**EXERCISE OBJECTIVE:** Find each line containing the string "digital" and return it.

**TASK DATA:**
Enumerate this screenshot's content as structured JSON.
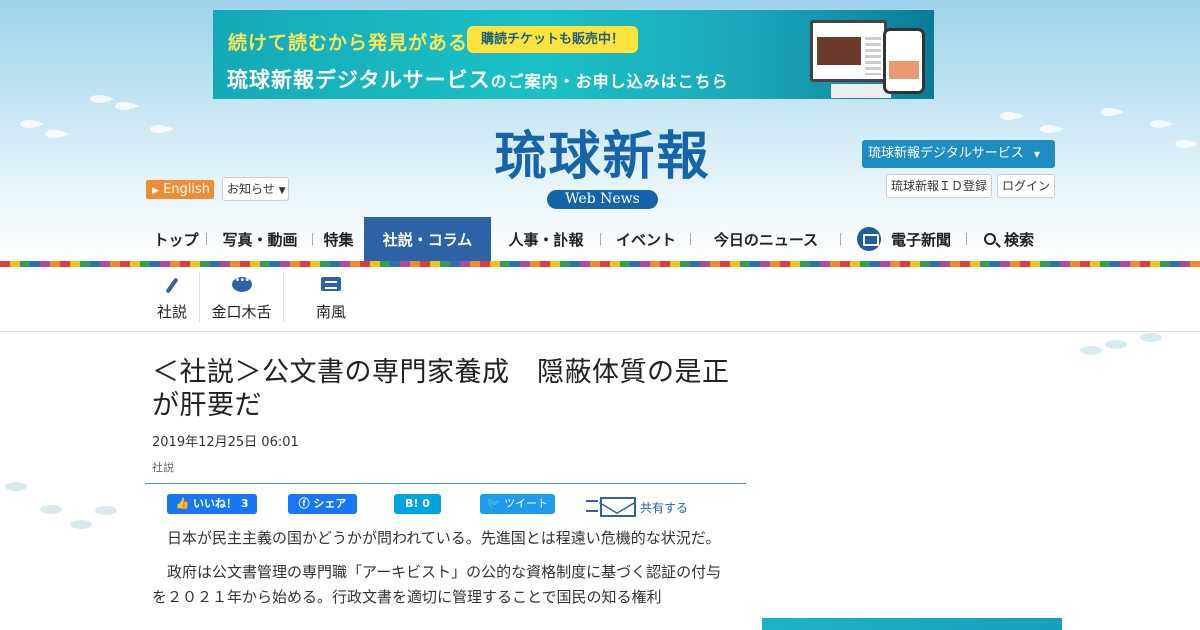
{
  "banner": {
    "line1": "続けて読むから発見がある",
    "pill": "購読チケットも販売中！",
    "line2_main": "琉球新報デジタルサービス",
    "line2_mid": "のご案内・お申し込み",
    "line2_end": "はこちら"
  },
  "logo": {
    "name": "琉球新報",
    "sub": "Web News"
  },
  "header": {
    "english": "English",
    "notice": "お知らせ",
    "digital": "琉球新報デジタルサービス",
    "id_register": "琉球新報ＩＤ登録",
    "login": "ログイン"
  },
  "nav": [
    {
      "label": "トップ"
    },
    {
      "label": "写真・動画"
    },
    {
      "label": "特集"
    },
    {
      "label": "社説・コラム"
    },
    {
      "label": "人事・訃報"
    },
    {
      "label": "イベント"
    },
    {
      "label": "今日のニュース"
    },
    {
      "label": "電子新聞"
    },
    {
      "label": "検索"
    }
  ],
  "subnav": [
    {
      "label": "社説",
      "icon": "pen-icon"
    },
    {
      "label": "金口木舌",
      "icon": "speech-bubble-icon"
    },
    {
      "label": "南風",
      "icon": "chat-icon"
    }
  ],
  "article": {
    "title": "＜社説＞公文書の専門家養成　隠蔽体質の是正が肝要だ",
    "date": "2019年12月25日 06:01",
    "category": "社説",
    "paragraphs": [
      "日本が民主主義の国かどうかが問われている。先進国とは程遠い危機的な状況だ。",
      "政府は公文書管理の専門職「アーキビスト」の公的な資格制度に基づく認証の付与を２０２１年から始める。行政文書を適切に管理することで国民の知る権利"
    ]
  },
  "share": {
    "like": "いいね！ 3",
    "facebook_share": "シェア",
    "hatena": "B! 0",
    "tweet": "ツイート",
    "mail_label": "共有する"
  },
  "colors": {
    "brand": "#1563a8",
    "nav_active": "#2b63a6",
    "english": "#ef8d35",
    "digital": "#1e8ec2"
  }
}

**REPLY TO THE EXERCISE:**
    "digital": "琉球新報デジタルサービス",
    "digital": "#1e8ec2"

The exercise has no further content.